Data excerpts:
....................
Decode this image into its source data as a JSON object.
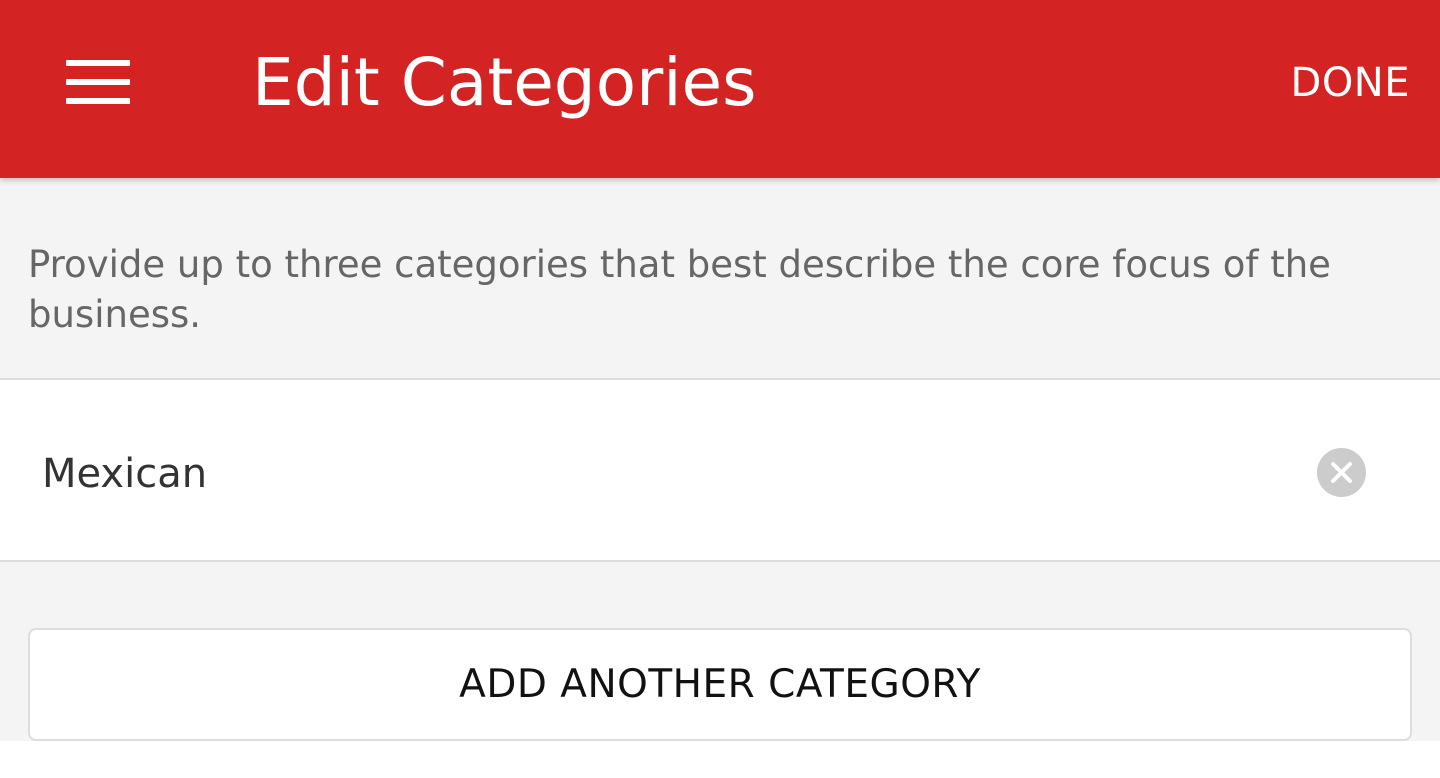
{
  "app_bar": {
    "menu_icon": "hamburger-menu-icon",
    "title": "Edit Categories",
    "done_label": "DONE",
    "color": "#d32323"
  },
  "description": "Provide up to three categories that best describe the core focus of the business.",
  "categories": [
    {
      "label": "Mexican",
      "clear_icon": "clear-circle-icon"
    }
  ],
  "add_button_label": "ADD ANOTHER CATEGORY"
}
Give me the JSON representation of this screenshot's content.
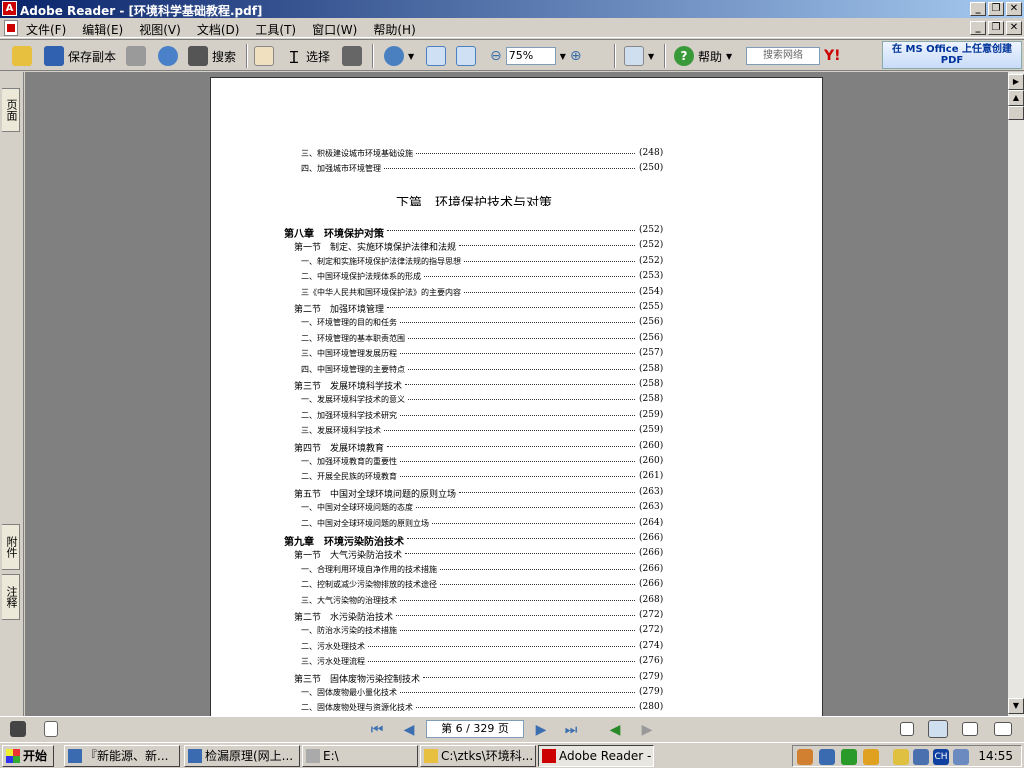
....................
• Written instruction:
Without the pictures, repeat the listing above exactly.

• Solution to this exercise:
Decode this image into its source data as a JSON object.
{
  "app_bar": {
    "menu_icon": "hamburger-menu-icon",
    "title": "Edit Categories",
    "done_label": "DONE",
    "color": "#d32323"
  },
  "description": "Provide up to three categories that best describe the core focus of the business.",
  "categories": [
    {
      "label": "Mexican",
      "clear_icon": "clear-circle-icon"
    }
  ],
  "add_button_label": "ADD ANOTHER CATEGORY"
}
Give me the JSON representation of this screenshot's content.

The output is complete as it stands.